* _Perintah A_:
Menurut kutipan halaman, di kota mana Hasan Al Banna tamat menghafalkan Al Qur’an?

++++ Kutipan halaman ++++

Setelah tamat di Al I’dadiyyah, Hasan Al Banna kecil melanjutkan sekolahnya ke Madrasah Al Mu’allimin Al Awwaliyyah di Damanhur. Disana beliau tamat menghafalkan Al Qur’an. Setelah itu beliau mendapatkan dua peluang belajar, di Al Azhar atau di Darul ‘Ulum. Kalau melanjutkan di Darul ‘Ulum ia akan menjadi guru. Dan kalau melanjutkan di Al Azhar beliau bisa melanjutkan dan biasanya menjadi ulama’ besar. Namun beliau lebih memilih Ma’had Darul ‘Ulum program diploma tiga tahun. Lalu pindahlah beliau ke Kairo.
Tertarik pada Tarekat Al-Hashafiyyah
Pada masa mudanya –bahkan sejak masih duduk di bangku SD- Hasan Al Banna tertarik kepada salah satu tarekat yang memang tumbuh menjamur pada masa itu. Tarekat yang diminatinya bernama tarekat Al-Hashafiyyah, yang didirikan oleh seorang ulama’ besar bernama Syaikh Al Hasanain Al Hashafi, seorang tamatan Al Azhar.

++++ Bahan yang disediakan ++++

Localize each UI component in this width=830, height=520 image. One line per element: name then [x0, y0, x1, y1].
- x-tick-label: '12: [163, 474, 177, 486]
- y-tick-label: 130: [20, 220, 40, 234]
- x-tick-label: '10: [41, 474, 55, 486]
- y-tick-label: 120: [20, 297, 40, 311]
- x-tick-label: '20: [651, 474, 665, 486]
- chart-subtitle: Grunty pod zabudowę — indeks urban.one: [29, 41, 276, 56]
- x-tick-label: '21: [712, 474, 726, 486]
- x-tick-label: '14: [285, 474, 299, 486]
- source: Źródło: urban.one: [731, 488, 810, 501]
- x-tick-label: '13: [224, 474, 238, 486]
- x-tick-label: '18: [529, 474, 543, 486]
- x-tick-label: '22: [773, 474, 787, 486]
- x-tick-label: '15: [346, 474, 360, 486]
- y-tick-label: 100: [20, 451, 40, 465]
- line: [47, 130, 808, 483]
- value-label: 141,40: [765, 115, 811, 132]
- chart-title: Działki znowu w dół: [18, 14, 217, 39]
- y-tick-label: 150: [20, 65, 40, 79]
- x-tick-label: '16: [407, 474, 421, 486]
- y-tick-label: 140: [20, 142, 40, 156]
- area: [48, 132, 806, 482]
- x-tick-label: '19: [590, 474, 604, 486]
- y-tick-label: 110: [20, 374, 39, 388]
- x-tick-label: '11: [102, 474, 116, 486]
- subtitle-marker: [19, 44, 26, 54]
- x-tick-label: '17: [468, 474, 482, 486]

++++

* _Perintah B_:
Hitung baris dalam entri yang memuat string "subtitle". Jawab dengan angkanya saja.

* _Jawaban A_:
Di Damanhur, di Madrasah Al Mu’allimin Al Awwaliyyah.

* _Jawaban B_:
2